Saved entries
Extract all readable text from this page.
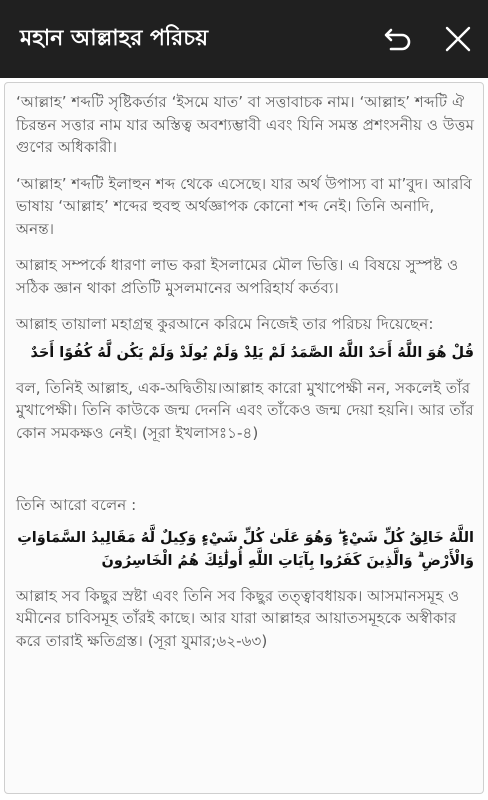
মহান আল্লাহর পরিচয়

‘আল্লাহ’ শব্দটি সৃষ্টিকর্তার ‘ইসমে যাত’ বা সত্তাবাচক নাম। ‘আল্লাহ’ শব্দটি ঐ চিরন্তন সত্তার নাম যার অস্তিত্ব অবশ্যম্ভাবী এবং যিনি সমস্ত প্রশংসনীয় ও উত্তম গুণের অধিকারী।

‘আল্লাহ’ শব্দটি ইলাহুন শব্দ থেকে এসেছে। যার অর্থ উপাস্য বা মা’বুদ। আরবি ভাষায় ‘আল্লাহ’ শব্দের হুবহু অর্থজ্ঞাপক কোনো শব্দ নেই। তিনি অনাদি, অনন্ত।

আল্লাহ সম্পর্কে ধারণা লাভ করা ইসলামের মৌল ভিত্তি। এ বিষয়ে সুস্পষ্ট ও সঠিক জ্ঞান থাকা প্রতিটি মুসলমানের অপরিহার্য কর্তব্য।

আল্লাহ তায়ালা মহাগ্রন্থ কুরআনে করিমে নিজেই তার পরিচয় দিয়েছেন:

قُلْ هُوَ اللَّهُ أَحَدٌ اللَّهُ الصَّمَدُ لَمْ يَلِدْ وَلَمْ يُولَدْ وَلَمْ يَكُن لَّهُ كُفُوًا أَحَدٌ

বল, তিনিই আল্লাহ, এক-অদ্বিতীয়।আল্লাহ কারো মুখাপেক্ষী নন, সকলেই তাঁর মুখাপেক্ষী। তিনি কাউকে জন্ম দেননি এবং তাঁকেও জন্ম দেয়া হয়নি। আর তাঁর কোন সমকক্ষও নেই। (সূরা ইখলাসঃ১-৪)

তিনি আরো বলেন :

اللَّهُ خَالِقُ كُلِّ شَيْءٍ ۖ وَهُوَ عَلَىٰ كُلِّ شَيْءٍ وَكِيلٌ لَّهُ مَقَالِيدُ السَّمَاوَاتِ وَالْأَرْضِ ۗ وَالَّذِينَ كَفَرُوا بِآيَاتِ اللَّهِ أُولَٰئِكَ هُمُ الْخَاسِرُونَ

আল্লাহ সব কিছুর স্রষ্টা এবং তিনি সব কিছুর তত্ত্বাবধায়ক। আসমানসমূহ ও যমীনের চাবিসমূহ তাঁরই কাছে। আর যারা আল্লাহর আয়াতসমূহকে অস্বীকার করে তারাই ক্ষতিগ্রস্ত। (সূরা যুমার;৬২-৬৩)
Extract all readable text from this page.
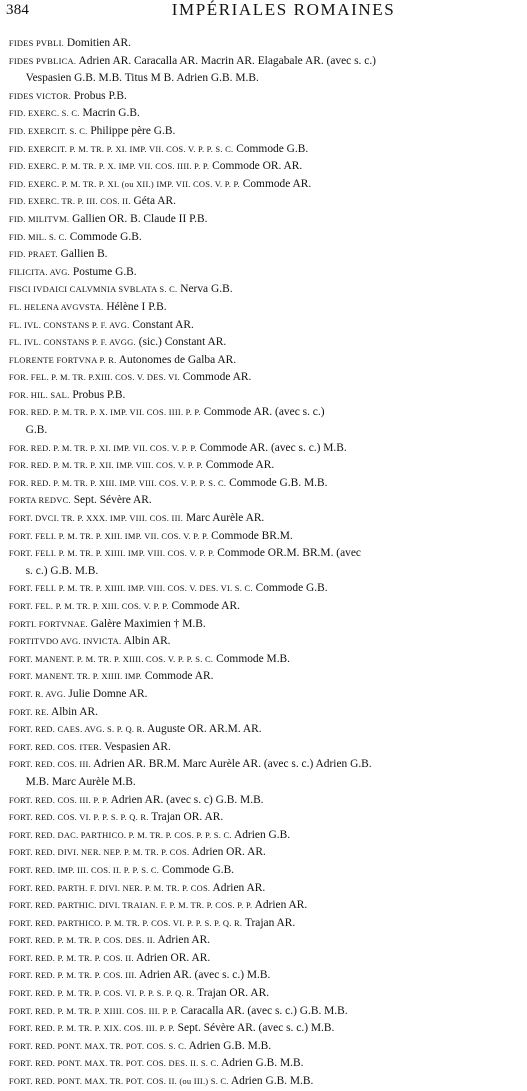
384	IMPÉRIALES ROMAINES
FIDES PVBLI. Domitien AR.
FIDES PVBLICA. Adrien AR. Caracalla AR. Macrin AR. Elagabale AR. (avec s. c.)
Vespasien G.B. M.B. Titus M B. Adrien G.B. M.B.
FIDES VICTOR. Probus P.B.
FID. EXERC. S. C. Macrin G.B.
FID. EXERCIT. S. C. Philippe père G.B.
FID. EXERCIT. P. M. TR. P. XI. IMP. VII. COS. V. P. P. S. C. Commode G.B.
FID. EXERC. P. M. TR. P. X. IMP. VII. COS. IIII. P. P. Commode OR. AR.
FID. EXERC. P. M. TR. P. XI. (ou XII.) IMP. VII. COS. V. P. P. Commode AR.
FID. EXERC. TR. P. III. COS. II. Géta AR.
FID. MILITVM. Gallien OR. B. Claude II P.B.
FID. MIL. S. C. Commode G.B.
FID. PRAET. Gallien B.
FILICITA. AVG. Postume G.B.
FISCI IVDAICI CALVMNIA SVBLATA S. C. Nerva G.B.
FL. HELENA AVGVSTA. Hélène I P.B.
FL. IVL. CONSTANS P. F. AVG. Constant AR.
FL. IVL. CONSTANS P. F. AVGG. (sic.) Constant AR.
FLORENTE FORTVNA P. R. Autonomes de Galba AR.
FOR. FEL. P. M. TR. P.XIII. COS. V. DES. VI. Commode AR.
FOR. HIL. SAL. Probus P.B.
FOR. RED. P. M. TR. P. X. IMP. VII. COS. IIII. P. P. Commode AR. (avec s. c.)
G.B.
FOR. RED. P. M. TR. P. XI. IMP. VII. COS. V. P. P. Commode AR. (avec s. c.) M.B.
FOR. RED. P. M. TR. P. XII. IMP. VIII. COS. V. P. P. Commode AR.
FOR. RED. P. M. TR. P. XIII. IMP. VIII. COS. V. P. P. S. C. Commode G.B. M.B.
FORTA REDVC. Sept. Sévère AR.
FORT. DVCI. TR. P. XXX. IMP. VIII. COS. III. Marc Aurèle AR.
FORT. FELI. P. M. TR. P. XIII. IMP. VII. COS. V. P. P. Commode BR.M.
FORT. FELI. P. M. TR. P. XIIII. IMP. VIII. COS. V. P. P. Commode OR.M. BR.M. (avec
s. c.) G.B. M.B.
FORT. FELI. P. M. TR. P. XIIII. IMP. VIII. COS. V. DES. VI. S. C. Commode G.B.
FORT. FEL. P. M. TR. P. XIII. COS. V. P. P. Commode AR.
FORTI. FORTVNAE. Galère Maximien † M.B.
FORTITVDO AVG. INVICTA. Albin AR.
FORT. MANENT. P. M. TR. P. XIIII. COS. V. P. P. S. C. Commode M.B.
FORT. MANENT. TR. P. XIIII. IMP. Commode AR.
FORT. R. AVG. Julie Domne AR.
FORT. RE. Albin AR.
FORT. RED. CAES. AVG. S. P. Q. R. Auguste OR. AR.M. AR.
FORT. RED. COS. ITER. Vespasien AR.
FORT. RED. COS. III. Adrien AR. BR.M. Marc Aurèle AR. (avec s. c.) Adrien G.B.
M.B. Marc Aurèle M.B.
FORT. RED. COS. III. P. P. Adrien AR. (avec s. c) G.B. M.B.
FORT. RED. COS. VI. P. P. S. P. Q. R. Trajan OR. AR.
FORT. RED. DAC. PARTHICO. P. M. TR. P. COS. P. P. S. C. Adrien G.B.
FORT. RED. DIVI. NER. NEP. P. M. TR. P. COS. Adrien OR. AR.
FORT. RED. IMP. III. COS. II. P. P. S. C. Commode G.B.
FORT. RED. PARTH. F. DIVI. NER. P. M. TR. P. COS. Adrien AR.
FORT. RED. PARTHIC. DIVI. TRAIAN. F. P. M. TR. P. COS. P. P. Adrien AR.
FORT. RED. PARTHICO. P. M. TR. P. COS. VI. P. P. S. P. Q. R. Trajan AR.
FORT. RED. P. M. TR. P. COS. DES. II. Adrien AR.
FORT. RED. P. M. TR. P. COS. II. Adrien OR. AR.
FORT. RED. P. M. TR. P. COS. III. Adrien AR. (avec s. c.) M.B.
FORT. RED. P. M. TR. P. COS. VI. P. P. S. P. Q. R. Trajan OR. AR.
FORT. RED. P. M. TR. P. XIIII. COS. III. P. P. Caracalla AR. (avec s. c.) G.B. M.B.
FORT. RED. P. M. TR. P. XIX. COS. III. P. P. Sept. Sévère AR. (avec s. c.) M.B.
FORT. RED. PONT. MAX. TR. POT. COS. S. C. Adrien G.B. M.B.
FORT. RED. PONT. MAX. TR. POT. COS. DES. II. S. C. Adrien G.B. M.B.
FORT. RED. PONT. MAX. TR. POT. COS. II. (ou III.) S. C. Adrien G.B. M.B.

■ **Given instruction**
Copy each line containing the word "Gallien" from the data.

■ **Written response**
FID. MILITVM. Gallien OR. B. Claude II P.B.
FID. PRAET. Gallien B.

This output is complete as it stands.